Materials provided
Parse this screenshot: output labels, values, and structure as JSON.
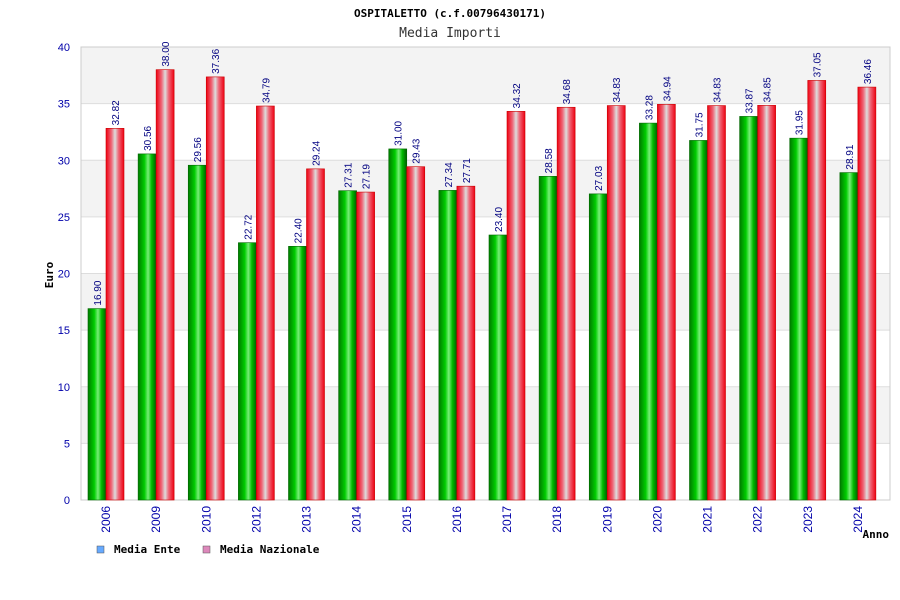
{
  "chart_data": {
    "type": "bar",
    "title": "OSPITALETTO (c.f.00796430171)",
    "subtitle": "Media Importi",
    "ylabel": "Euro",
    "xlabel": "Anno",
    "ylim": [
      0,
      40
    ],
    "yticks": [
      0,
      5,
      10,
      15,
      20,
      25,
      30,
      35,
      40
    ],
    "grid": true,
    "legend_position": "bottom-left",
    "categories": [
      "2006",
      "2009",
      "2010",
      "2012",
      "2013",
      "2014",
      "2015",
      "2016",
      "2017",
      "2018",
      "2019",
      "2020",
      "2021",
      "2022",
      "2023",
      "2024"
    ],
    "series": [
      {
        "name": "Media Ente",
        "color": "#00aa00",
        "legend_color": "#66aaff",
        "values": [
          16.9,
          30.56,
          29.56,
          22.72,
          22.4,
          27.31,
          31.0,
          27.34,
          23.4,
          28.58,
          27.03,
          33.28,
          31.75,
          33.87,
          31.95,
          28.91
        ],
        "labels": [
          "16.90",
          "30.56",
          "29.56",
          "22.72",
          "22.40",
          "27.31",
          "31.00",
          "27.34",
          "23.40",
          "28.58",
          "27.03",
          "33.28",
          "31.75",
          "33.87",
          "31.95",
          "28.91"
        ]
      },
      {
        "name": "Media Nazionale",
        "color": "#ee1122",
        "legend_color": "#dd88bb",
        "values": [
          32.82,
          38.0,
          37.36,
          34.79,
          29.24,
          27.19,
          29.43,
          27.71,
          34.32,
          34.68,
          34.83,
          34.94,
          34.83,
          34.85,
          37.05,
          36.46
        ],
        "labels": [
          "32.82",
          "38.00",
          "37.36",
          "34.79",
          "29.24",
          "27.19",
          "29.43",
          "27.71",
          "34.32",
          "34.68",
          "34.83",
          "34.94",
          "34.83",
          "34.85",
          "37.05",
          "36.46"
        ]
      }
    ]
  }
}
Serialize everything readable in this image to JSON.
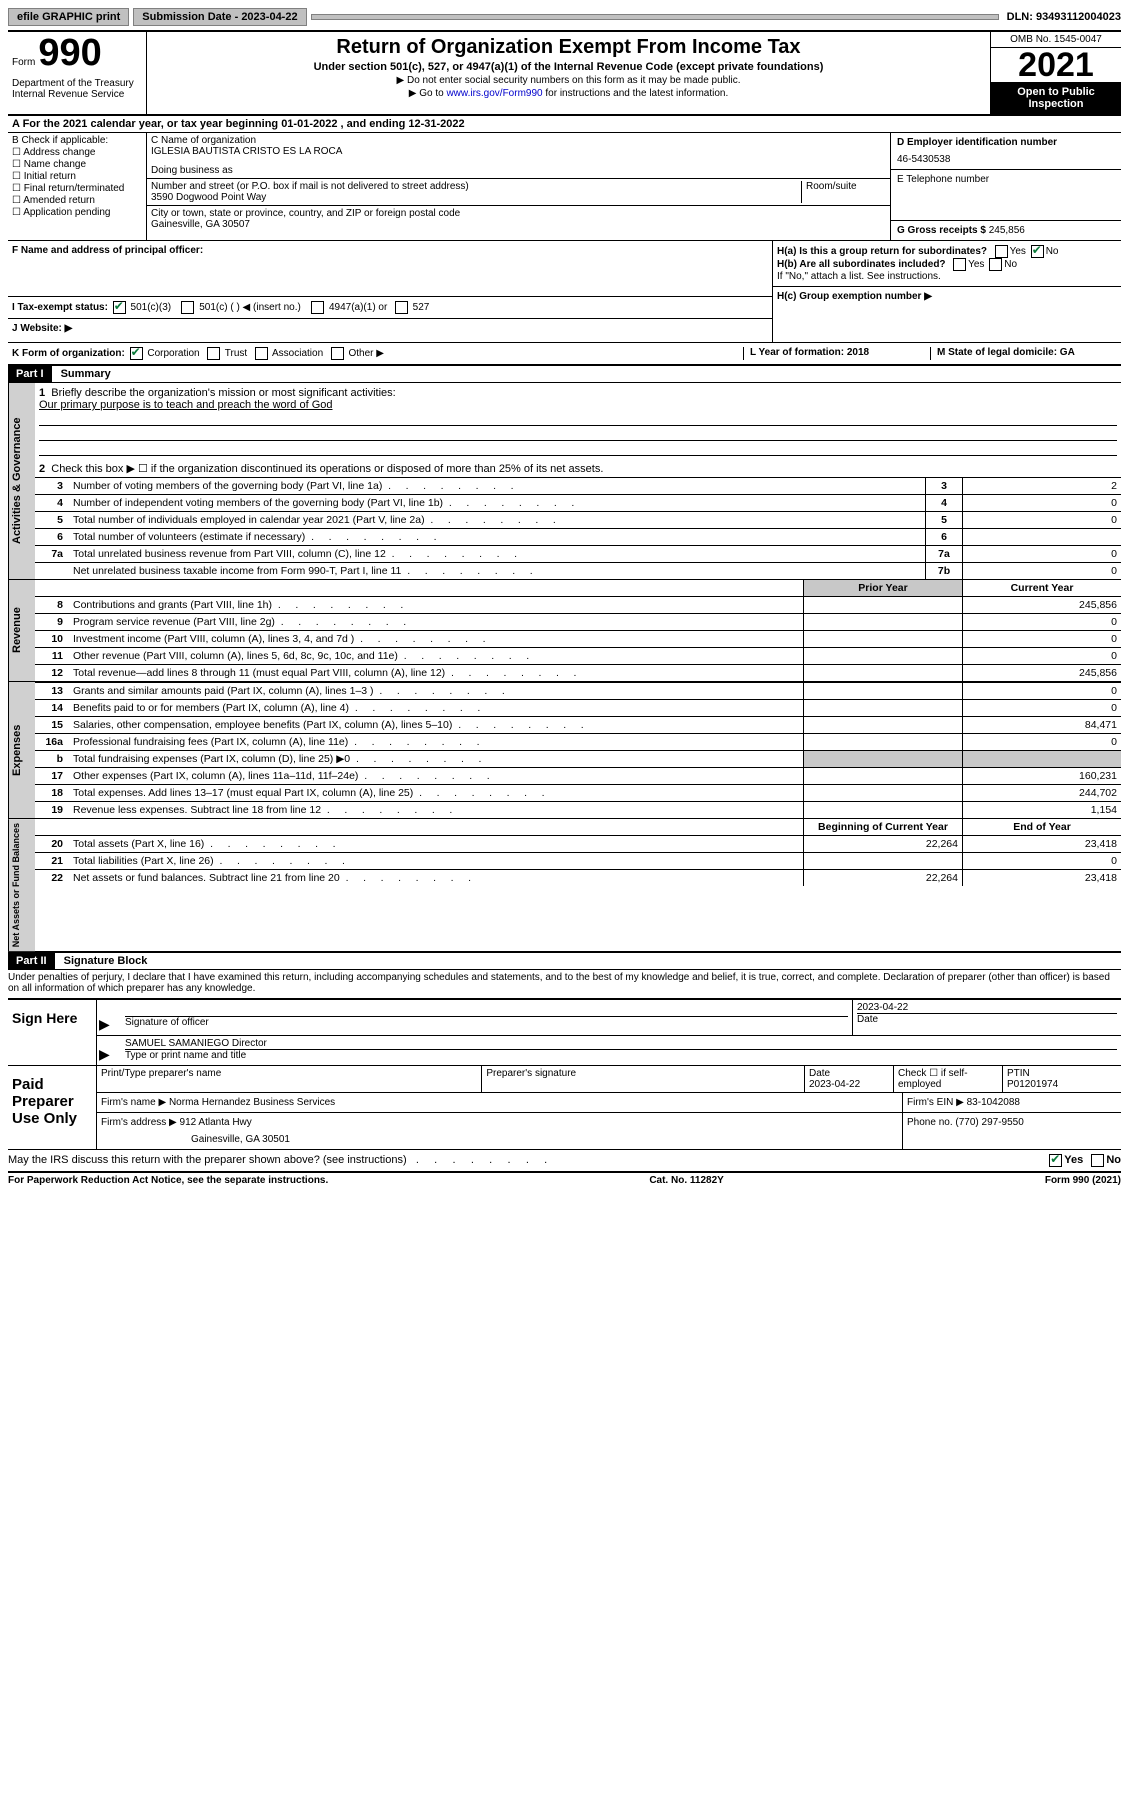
{
  "topbar": {
    "efile": "efile GRAPHIC print",
    "submission_label": "Submission Date - 2023-04-22",
    "dln": "DLN: 93493112004023"
  },
  "header": {
    "form_word": "Form",
    "form_no": "990",
    "dept": "Department of the Treasury\nInternal Revenue Service",
    "title": "Return of Organization Exempt From Income Tax",
    "sub": "Under section 501(c), 527, or 4947(a)(1) of the Internal Revenue Code (except private foundations)",
    "note1": "▶ Do not enter social security numbers on this form as it may be made public.",
    "note2_pre": "▶ Go to ",
    "note2_link": "www.irs.gov/Form990",
    "note2_post": " for instructions and the latest information.",
    "omb": "OMB No. 1545-0047",
    "year": "2021",
    "inspect": "Open to Public Inspection"
  },
  "row_a": "A For the 2021 calendar year, or tax year beginning 01-01-2022   , and ending 12-31-2022",
  "col_b": {
    "label": "B Check if applicable:",
    "items": [
      "Address change",
      "Name change",
      "Initial return",
      "Final return/terminated",
      "Amended return",
      "Application pending"
    ]
  },
  "col_c": {
    "name_label": "C Name of organization",
    "name": "IGLESIA BAUTISTA CRISTO ES LA ROCA",
    "dba_label": "Doing business as",
    "addr_label": "Number and street (or P.O. box if mail is not delivered to street address)",
    "room_label": "Room/suite",
    "addr": "3590 Dogwood Point Way",
    "city_label": "City or town, state or province, country, and ZIP or foreign postal code",
    "city": "Gainesville, GA  30507"
  },
  "col_d": {
    "ein_label": "D Employer identification number",
    "ein": "46-5430538",
    "tel_label": "E Telephone number",
    "gross_label": "G Gross receipts $",
    "gross": "245,856"
  },
  "f_label": "F  Name and address of principal officer:",
  "h": {
    "a": "H(a)  Is this a group return for subordinates?",
    "b": "H(b)  Are all subordinates included?",
    "b_note": "If \"No,\" attach a list. See instructions.",
    "c": "H(c)  Group exemption number ▶",
    "yes": "Yes",
    "no": "No"
  },
  "i": {
    "label": "I   Tax-exempt status:",
    "opts": [
      "501(c)(3)",
      "501(c) (  ) ◀ (insert no.)",
      "4947(a)(1) or",
      "527"
    ]
  },
  "j": "J   Website: ▶",
  "k": {
    "label": "K Form of organization:",
    "opts": [
      "Corporation",
      "Trust",
      "Association",
      "Other ▶"
    ]
  },
  "l": "L Year of formation: 2018",
  "m": "M State of legal domicile: GA",
  "part1": {
    "header": "Part I",
    "title": "Summary",
    "q1": "Briefly describe the organization's mission or most significant activities:",
    "mission": "Our primary purpose is to teach and preach the word of God",
    "q2": "Check this box ▶ ☐  if the organization discontinued its operations or disposed of more than 25% of its net assets.",
    "rows_gov": [
      {
        "n": "3",
        "t": "Number of voting members of the governing body (Part VI, line 1a)",
        "i": "3",
        "v": "2"
      },
      {
        "n": "4",
        "t": "Number of independent voting members of the governing body (Part VI, line 1b)",
        "i": "4",
        "v": "0"
      },
      {
        "n": "5",
        "t": "Total number of individuals employed in calendar year 2021 (Part V, line 2a)",
        "i": "5",
        "v": "0"
      },
      {
        "n": "6",
        "t": "Total number of volunteers (estimate if necessary)",
        "i": "6",
        "v": ""
      },
      {
        "n": "7a",
        "t": "Total unrelated business revenue from Part VIII, column (C), line 12",
        "i": "7a",
        "v": "0"
      },
      {
        "n": "",
        "t": "Net unrelated business taxable income from Form 990-T, Part I, line 11",
        "i": "7b",
        "v": "0"
      }
    ],
    "py_label": "Prior Year",
    "cy_label": "Current Year",
    "rows_rev": [
      {
        "n": "8",
        "t": "Contributions and grants (Part VIII, line 1h)",
        "py": "",
        "cy": "245,856"
      },
      {
        "n": "9",
        "t": "Program service revenue (Part VIII, line 2g)",
        "py": "",
        "cy": "0"
      },
      {
        "n": "10",
        "t": "Investment income (Part VIII, column (A), lines 3, 4, and 7d )",
        "py": "",
        "cy": "0"
      },
      {
        "n": "11",
        "t": "Other revenue (Part VIII, column (A), lines 5, 6d, 8c, 9c, 10c, and 11e)",
        "py": "",
        "cy": "0"
      },
      {
        "n": "12",
        "t": "Total revenue—add lines 8 through 11 (must equal Part VIII, column (A), line 12)",
        "py": "",
        "cy": "245,856"
      }
    ],
    "rows_exp": [
      {
        "n": "13",
        "t": "Grants and similar amounts paid (Part IX, column (A), lines 1–3 )",
        "py": "",
        "cy": "0"
      },
      {
        "n": "14",
        "t": "Benefits paid to or for members (Part IX, column (A), line 4)",
        "py": "",
        "cy": "0"
      },
      {
        "n": "15",
        "t": "Salaries, other compensation, employee benefits (Part IX, column (A), lines 5–10)",
        "py": "",
        "cy": "84,471"
      },
      {
        "n": "16a",
        "t": "Professional fundraising fees (Part IX, column (A), line 11e)",
        "py": "",
        "cy": "0"
      },
      {
        "n": "b",
        "t": "Total fundraising expenses (Part IX, column (D), line 25) ▶0",
        "py": "shade",
        "cy": "shade"
      },
      {
        "n": "17",
        "t": "Other expenses (Part IX, column (A), lines 11a–11d, 11f–24e)",
        "py": "",
        "cy": "160,231"
      },
      {
        "n": "18",
        "t": "Total expenses. Add lines 13–17 (must equal Part IX, column (A), line 25)",
        "py": "",
        "cy": "244,702"
      },
      {
        "n": "19",
        "t": "Revenue less expenses. Subtract line 18 from line 12",
        "py": "",
        "cy": "1,154"
      }
    ],
    "bcy_label": "Beginning of Current Year",
    "eoy_label": "End of Year",
    "rows_net": [
      {
        "n": "20",
        "t": "Total assets (Part X, line 16)",
        "py": "22,264",
        "cy": "23,418"
      },
      {
        "n": "21",
        "t": "Total liabilities (Part X, line 26)",
        "py": "",
        "cy": "0"
      },
      {
        "n": "22",
        "t": "Net assets or fund balances. Subtract line 21 from line 20",
        "py": "22,264",
        "cy": "23,418"
      }
    ]
  },
  "part2": {
    "header": "Part II",
    "title": "Signature Block",
    "decl": "Under penalties of perjury, I declare that I have examined this return, including accompanying schedules and statements, and to the best of my knowledge and belief, it is true, correct, and complete. Declaration of preparer (other than officer) is based on all information of which preparer has any knowledge.",
    "sign_here": "Sign Here",
    "sig_officer": "Signature of officer",
    "date": "Date",
    "date_val": "2023-04-22",
    "name_title": "SAMUEL SAMANIEGO  Director",
    "name_title_label": "Type or print name and title",
    "paid": "Paid Preparer Use Only",
    "prep_name_label": "Print/Type preparer's name",
    "prep_sig_label": "Preparer's signature",
    "prep_date_label": "Date",
    "prep_date": "2023-04-22",
    "check_label": "Check ☐ if self-employed",
    "ptin_label": "PTIN",
    "ptin": "P01201974",
    "firm_name_label": "Firm's name     ▶",
    "firm_name": "Norma Hernandez Business Services",
    "firm_ein_label": "Firm's EIN ▶",
    "firm_ein": "83-1042088",
    "firm_addr_label": "Firm's address ▶",
    "firm_addr1": "912 Atlanta Hwy",
    "firm_addr2": "Gainesville, GA  30501",
    "phone_label": "Phone no.",
    "phone": "(770) 297-9550",
    "discuss": "May the IRS discuss this return with the preparer shown above? (see instructions)",
    "yes": "Yes",
    "no": "No"
  },
  "footer": {
    "left": "For Paperwork Reduction Act Notice, see the separate instructions.",
    "mid": "Cat. No. 11282Y",
    "right": "Form 990 (2021)"
  }
}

Short task
Using the entries above, find all lines with "Subtract". Copy them.

Reply to the task
        "t": "Revenue less expenses. Subtract line 18 from line 12",
        "t": "Net assets or fund balances. Subtract line 21 from line 20",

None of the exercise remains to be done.